Leave out all pictures. Extract exactly the lines from the one containing "What does this" through the end of the data.
Start of INPUT RECORDS
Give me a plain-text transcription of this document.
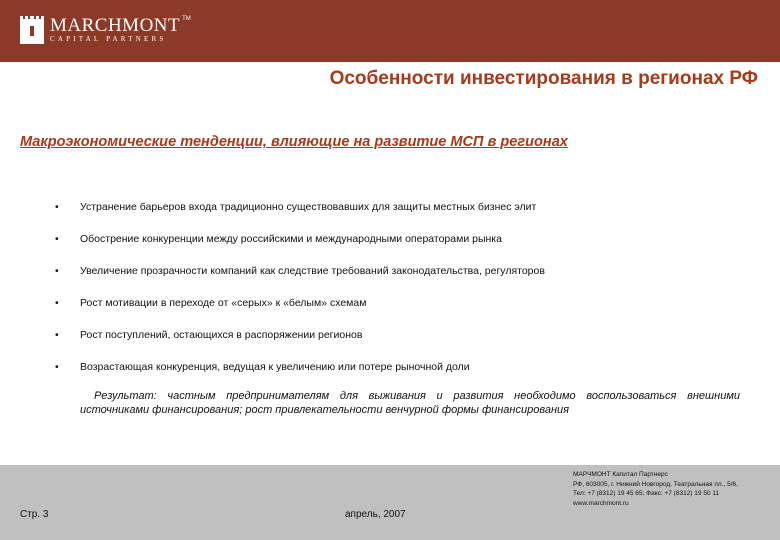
MARCHMONT TM
CAPITAL PARTNERS
Особенности инвестирования в регионах РФ
Макроэкономические тенденции, влияющие на развитие МСП в регионах
•	Устранение барьеров входа традиционно существовавших для защиты местных бизнес элит
•	Обострение конкуренции между российскими и международными операторами рынка
•	Увеличение прозрачности компаний как следствие требований законодательства, регуляторов
•	Рост мотивации в переходе от «серых» к «белым» схемам
•	Рост поступлений, остающихся в распоряжении регионов
•	Возрастающая конкуренция, ведущая к увеличению или потере рыночной доли
Результат: частным предпринимателям для выживания и развития необходимо воспользоваться внешними источниками финансирования; рост привлекательности венчурной формы финансирования
Стр. 3	апрель, 2007
МАРЧМОНТ Капитал Партнерс
РФ, 603005, г. Нижний Новгород, Театральная пл., 5/6,
Тел: +7 (8312) 19 45 65; Факс: +7 (8312) 19 50 11
www.marchmont.ru
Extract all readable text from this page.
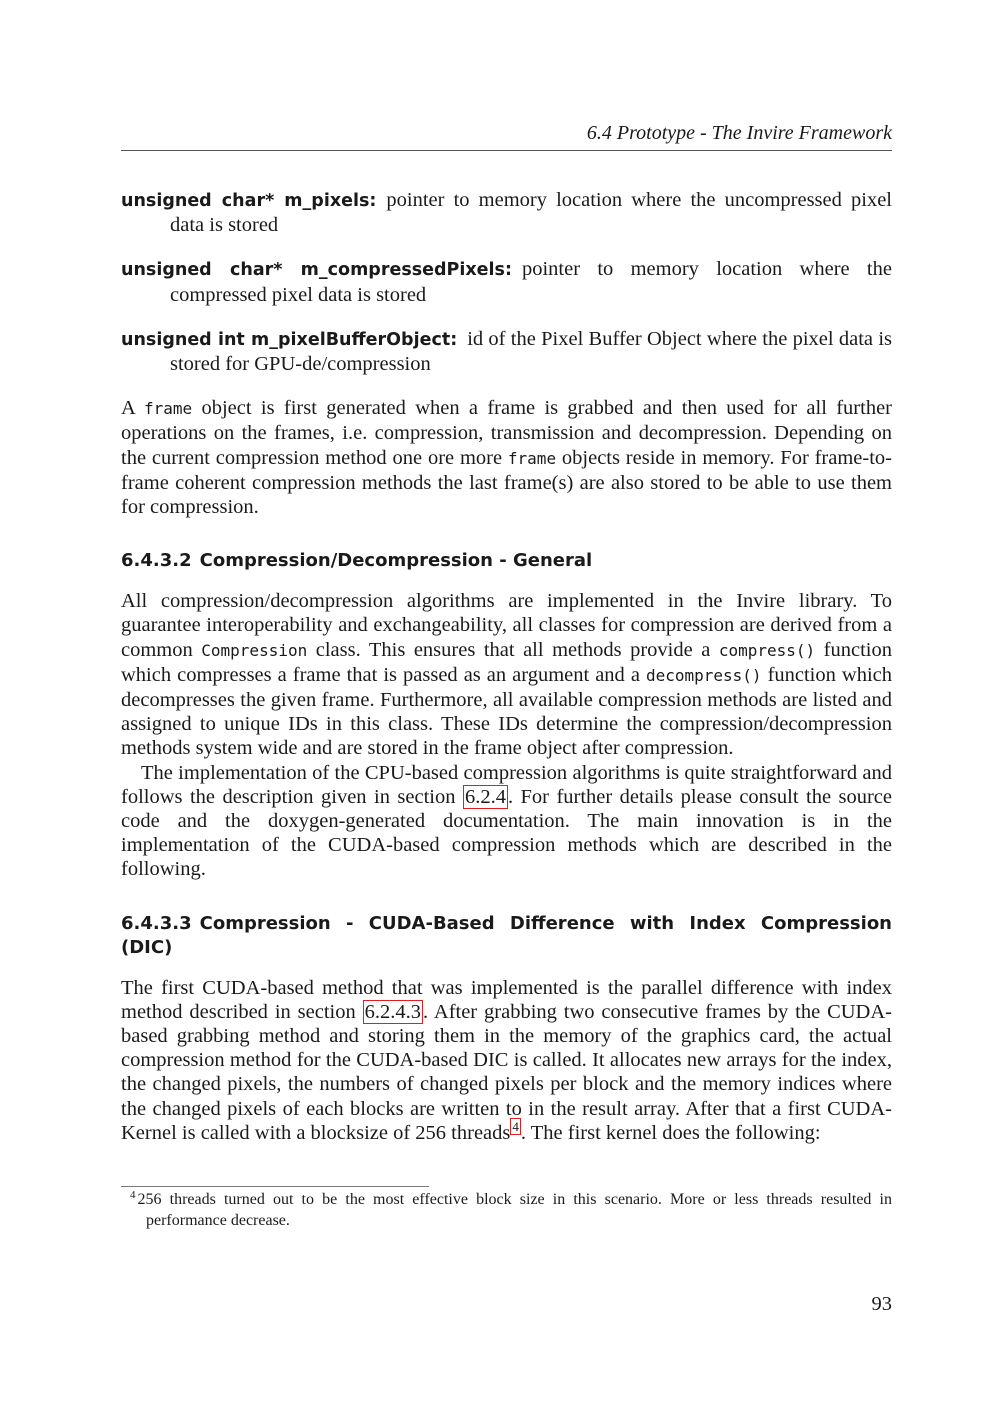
6.4 Prototype - The Invire Framework
unsigned char* m_pixels: pointer to memory location where the uncompressed pixel data is stored
unsigned char* m_compressedPixels: pointer to memory location where the compressed pixel data is stored
unsigned int m_pixelBufferObject: id of the Pixel Buffer Object where the pixel data is stored for GPU-de/compression

A frame object is first generated when a frame is grabbed and then used for all further operations on the frames, i.e. compression, transmission and decompression. Depending on the current compression method one ore more frame objects reside in memory. For frame-to-frame coherent compression methods the last frame(s) are also stored to be able to use them for compression.

6.4.3.2 Compression/Decompression - General

All compression/decompression algorithms are implemented in the Invire library. To guarantee interoperability and exchangeability, all classes for compression are derived from a common Compression class. This ensures that all methods provide a compress() function which compresses a frame that is passed as an argument and a decompress() function which decompresses the given frame. Furthermore, all available compression methods are listed and assigned to unique IDs in this class. These IDs determine the compression/decompression methods system wide and are stored in the frame object after compression.

The implementation of the CPU-based compression algorithms is quite straightforward and follows the description given in section 6.2.4. For further details please consult the source code and the doxygen-generated documentation. The main innovation is in the implementation of the CUDA-based compression methods which are described in the following.

6.4.3.3 Compression - CUDA-Based Difference with Index Compression (DIC)

The first CUDA-based method that was implemented is the parallel difference with index method described in section 6.2.4.3. After grabbing two consecutive frames by the CUDA-based grabbing method and storing them in the memory of the graphics card, the actual compression method for the CUDA-based DIC is called. It allocates new arrays for the index, the changed pixels, the numbers of changed pixels per block and the memory indices where the changed pixels of each blocks are written to in the result array. After that a first CUDA-Kernel is called with a blocksize of 256 threads $^4$. The first kernel does the following:

$^4$ 256 threads turned out to be the most effective block size in this scenario. More or less threads resulted in performance decrease.
93
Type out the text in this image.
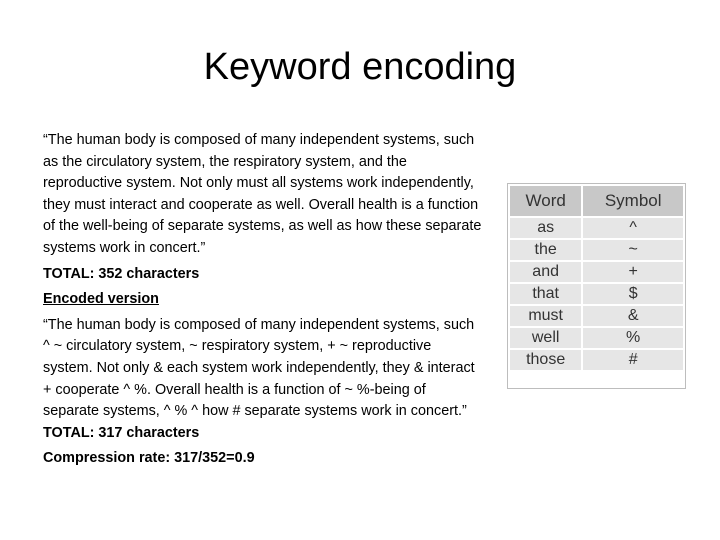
Keyword encoding

“The human body is composed of many independent systems, such as the circulatory system, the respiratory system, and the reproductive system. Not only must all systems work independently, they must interact and cooperate as well. Overall health is a function of the well-being of separate systems, as well as how these separate systems work in concert.”

TOTAL: 352 characters

Encoded version

“The human body is composed of many independent systems, such ^ ~ circulatory system, ~ respiratory system, + ~ reproductive system. Not only & each system work independently, they & interact + cooperate ^ %. Overall health is a function of ~ %-being of separate systems, ^ % ^ how # separate systems work in concert.”

TOTAL: 317 characters

Compression rate: 317/352=0.9

Word	Symbol
as	^
the	~
and	+
that	$
must	&
well	%
those	#
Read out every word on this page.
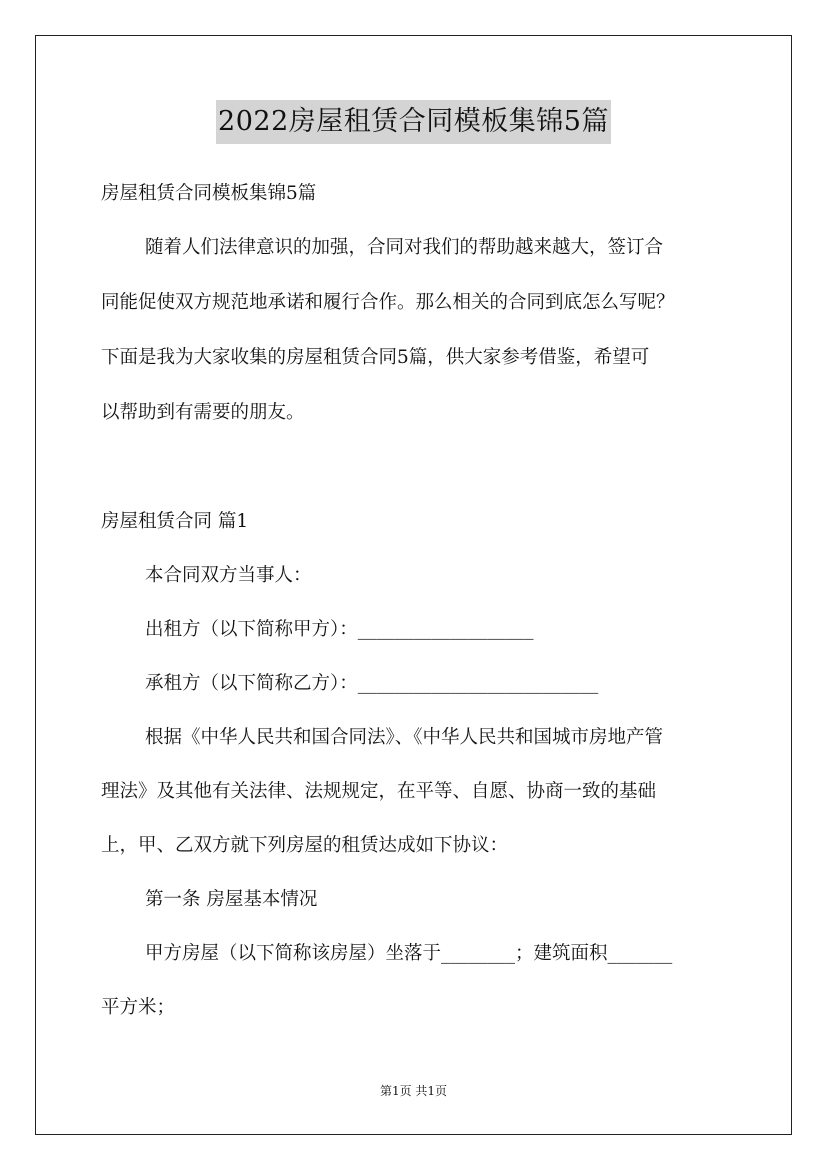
2022房屋租赁合同模板集锦5篇
房屋租赁合同模板集锦5篇
随着人们法律意识的加强，合同对我们的帮助越来越大，签订合
同能促使双方规范地承诺和履行合作。那么相关的合同到底怎么写呢？
下面是我为大家收集的房屋租赁合同5篇，供大家参考借鉴，希望可
以帮助到有需要的朋友。
房屋租赁合同 篇1
本合同双方当事人：
出租方（以下简称甲方）：___________________
承租方（以下简称乙方）：__________________________
根据《中华人民共和国合同法》、《中华人民共和国城市房地产管
理法》及其他有关法律、法规规定，在平等、自愿、协商一致的基础
上，甲、乙双方就下列房屋的租赁达成如下协议：
第一条 房屋基本情况
甲方房屋（以下简称该房屋）坐落于________；建筑面积_______
平方米；
第1页 共1页
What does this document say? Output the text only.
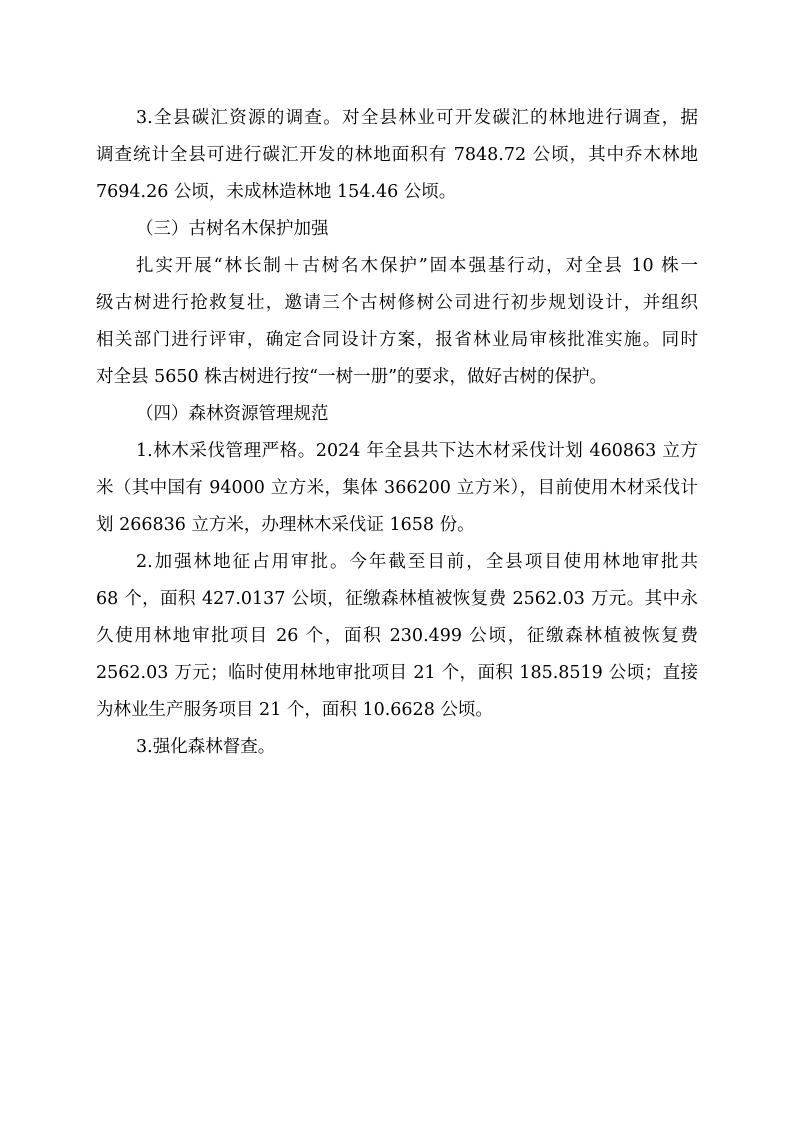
3.全县碳汇资源的调查。对全县林业可开发碳汇的林地进行调查，据
调查统计全县可进行碳汇开发的林地面积有 7848.72 公顷，其中乔木林地
7694.26 公顷，未成林造林地 154.46 公顷。
（三）古树名木保护加强
扎实开展“林长制＋古树名木保护”固本强基行动，对全县 10 株一
级古树进行抢救复壮，邀请三个古树修树公司进行初步规划设计，并组织
相关部门进行评审，确定合同设计方案，报省林业局审核批准实施。同时
对全县 5650 株古树进行按“一树一册”的要求，做好古树的保护。
（四）森林资源管理规范
1.林木采伐管理严格。2024 年全县共下达木材采伐计划 460863 立方
米（其中国有 94000 立方米，集体 366200 立方米），目前使用木材采伐计
划 266836 立方米，办理林木采伐证 1658 份。
2.加强林地征占用审批。今年截至目前，全县项目使用林地审批共
68 个，面积 427.0137 公顷，征缴森林植被恢复费 2562.03 万元。其中永
久使用林地审批项目 26 个，面积 230.499 公顷，征缴森林植被恢复费
2562.03 万元；临时使用林地审批项目 21 个，面积 185.8519 公顷；直接
为林业生产服务项目 21 个，面积 10.6628 公顷。
3.强化森林督查。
End of INPUT RECORDS
FULL RESPONSE —
What does this document say? Output the text only.
3.全县碳汇资源的调查。对全县林业可开发碳汇的林地进行调查，据
调查统计全县可进行碳汇开发的林地面积有 7848.72 公顷，其中乔木林地
7694.26 公顷，未成林造林地 154.46 公顷。
（三）古树名木保护加强
扎实开展“林长制＋古树名木保护”固本强基行动，对全县 10 株一
级古树进行抢救复壮，邀请三个古树修树公司进行初步规划设计，并组织
相关部门进行评审，确定合同设计方案，报省林业局审核批准实施。同时
对全县 5650 株古树进行按“一树一册”的要求，做好古树的保护。
（四）森林资源管理规范
1.林木采伐管理严格。2024 年全县共下达木材采伐计划 460863 立方
米（其中国有 94000 立方米，集体 366200 立方米），目前使用木材采伐计
划 266836 立方米，办理林木采伐证 1658 份。
2.加强林地征占用审批。今年截至目前，全县项目使用林地审批共
68 个，面积 427.0137 公顷，征缴森林植被恢复费 2562.03 万元。其中永
久使用林地审批项目 26 个，面积 230.499 公顷，征缴森林植被恢复费
2562.03 万元；临时使用林地审批项目 21 个，面积 185.8519 公顷；直接
为林业生产服务项目 21 个，面积 10.6628 公顷。
3.强化森林督查。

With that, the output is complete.